## Instructions for the task:
Looking at the listing, state how many of its lines contain the string "page". Write only the number.

-- start Provided records --

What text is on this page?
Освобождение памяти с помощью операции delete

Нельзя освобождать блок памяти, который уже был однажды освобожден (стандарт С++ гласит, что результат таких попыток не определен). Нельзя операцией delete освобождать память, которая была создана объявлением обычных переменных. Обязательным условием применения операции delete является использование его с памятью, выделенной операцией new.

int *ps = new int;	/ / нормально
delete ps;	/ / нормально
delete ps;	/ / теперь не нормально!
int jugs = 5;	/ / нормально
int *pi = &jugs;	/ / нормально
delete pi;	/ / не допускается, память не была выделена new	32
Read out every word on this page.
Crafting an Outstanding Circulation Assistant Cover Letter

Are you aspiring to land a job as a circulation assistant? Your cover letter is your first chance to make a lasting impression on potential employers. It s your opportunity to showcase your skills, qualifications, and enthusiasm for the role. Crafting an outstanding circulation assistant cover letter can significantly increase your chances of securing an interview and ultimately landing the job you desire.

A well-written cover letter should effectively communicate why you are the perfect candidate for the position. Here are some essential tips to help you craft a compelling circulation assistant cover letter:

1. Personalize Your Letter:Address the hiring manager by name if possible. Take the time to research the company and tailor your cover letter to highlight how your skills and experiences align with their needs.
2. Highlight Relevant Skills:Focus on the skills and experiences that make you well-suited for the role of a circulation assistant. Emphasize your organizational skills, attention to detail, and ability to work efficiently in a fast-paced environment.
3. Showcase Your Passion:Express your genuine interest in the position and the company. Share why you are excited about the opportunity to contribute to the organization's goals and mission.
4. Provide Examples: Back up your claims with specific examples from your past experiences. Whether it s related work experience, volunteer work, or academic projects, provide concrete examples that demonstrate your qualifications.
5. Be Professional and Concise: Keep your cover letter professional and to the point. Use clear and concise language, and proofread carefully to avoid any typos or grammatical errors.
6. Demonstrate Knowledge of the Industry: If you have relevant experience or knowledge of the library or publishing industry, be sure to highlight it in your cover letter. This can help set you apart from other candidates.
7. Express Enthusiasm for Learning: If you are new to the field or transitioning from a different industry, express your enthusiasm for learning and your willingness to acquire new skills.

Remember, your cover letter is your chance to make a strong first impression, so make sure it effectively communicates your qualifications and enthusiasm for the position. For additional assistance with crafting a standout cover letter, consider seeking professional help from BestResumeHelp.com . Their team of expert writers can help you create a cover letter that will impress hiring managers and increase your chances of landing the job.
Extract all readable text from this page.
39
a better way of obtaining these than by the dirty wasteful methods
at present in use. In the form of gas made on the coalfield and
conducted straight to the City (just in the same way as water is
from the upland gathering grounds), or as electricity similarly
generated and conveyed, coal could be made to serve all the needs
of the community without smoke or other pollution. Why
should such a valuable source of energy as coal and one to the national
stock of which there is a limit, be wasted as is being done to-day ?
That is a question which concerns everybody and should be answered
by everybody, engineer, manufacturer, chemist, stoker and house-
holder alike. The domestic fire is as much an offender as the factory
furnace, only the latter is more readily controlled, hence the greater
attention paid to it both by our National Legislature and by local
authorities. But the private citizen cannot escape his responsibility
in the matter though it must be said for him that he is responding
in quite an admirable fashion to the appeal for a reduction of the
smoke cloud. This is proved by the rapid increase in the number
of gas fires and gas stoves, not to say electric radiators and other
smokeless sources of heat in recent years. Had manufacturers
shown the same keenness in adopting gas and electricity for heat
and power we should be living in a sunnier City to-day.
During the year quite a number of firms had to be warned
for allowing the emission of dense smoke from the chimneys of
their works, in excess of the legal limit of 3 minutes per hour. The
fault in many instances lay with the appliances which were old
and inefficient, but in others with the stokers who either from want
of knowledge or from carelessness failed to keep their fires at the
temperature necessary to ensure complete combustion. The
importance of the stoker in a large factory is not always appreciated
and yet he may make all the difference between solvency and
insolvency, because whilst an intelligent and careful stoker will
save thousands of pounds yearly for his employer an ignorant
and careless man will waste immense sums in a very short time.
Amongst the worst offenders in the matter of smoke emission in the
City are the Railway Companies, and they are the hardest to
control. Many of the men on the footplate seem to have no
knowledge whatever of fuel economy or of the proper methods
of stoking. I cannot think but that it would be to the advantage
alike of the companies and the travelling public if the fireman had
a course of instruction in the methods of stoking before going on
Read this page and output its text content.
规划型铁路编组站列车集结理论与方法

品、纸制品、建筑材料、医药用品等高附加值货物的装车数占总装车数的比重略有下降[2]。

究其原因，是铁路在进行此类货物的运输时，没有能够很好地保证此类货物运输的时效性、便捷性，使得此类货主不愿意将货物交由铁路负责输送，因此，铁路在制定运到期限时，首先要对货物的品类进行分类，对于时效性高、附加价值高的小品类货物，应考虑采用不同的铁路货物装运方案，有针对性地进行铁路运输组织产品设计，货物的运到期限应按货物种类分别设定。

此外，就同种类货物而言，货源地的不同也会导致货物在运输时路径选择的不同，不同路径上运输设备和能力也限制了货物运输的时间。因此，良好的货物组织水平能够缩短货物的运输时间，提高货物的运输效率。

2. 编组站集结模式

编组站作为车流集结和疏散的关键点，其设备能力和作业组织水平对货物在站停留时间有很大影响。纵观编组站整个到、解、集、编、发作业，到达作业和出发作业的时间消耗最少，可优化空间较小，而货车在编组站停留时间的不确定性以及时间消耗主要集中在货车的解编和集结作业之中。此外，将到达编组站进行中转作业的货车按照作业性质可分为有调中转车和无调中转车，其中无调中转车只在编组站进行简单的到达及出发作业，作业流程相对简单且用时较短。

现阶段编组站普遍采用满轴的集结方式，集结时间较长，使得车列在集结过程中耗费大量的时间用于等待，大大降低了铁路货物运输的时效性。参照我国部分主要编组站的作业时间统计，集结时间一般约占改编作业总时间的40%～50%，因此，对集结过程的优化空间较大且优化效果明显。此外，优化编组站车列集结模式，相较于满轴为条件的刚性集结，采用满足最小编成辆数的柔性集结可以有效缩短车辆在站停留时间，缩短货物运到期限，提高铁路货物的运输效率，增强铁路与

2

-- end Provided records --

## Task output:
4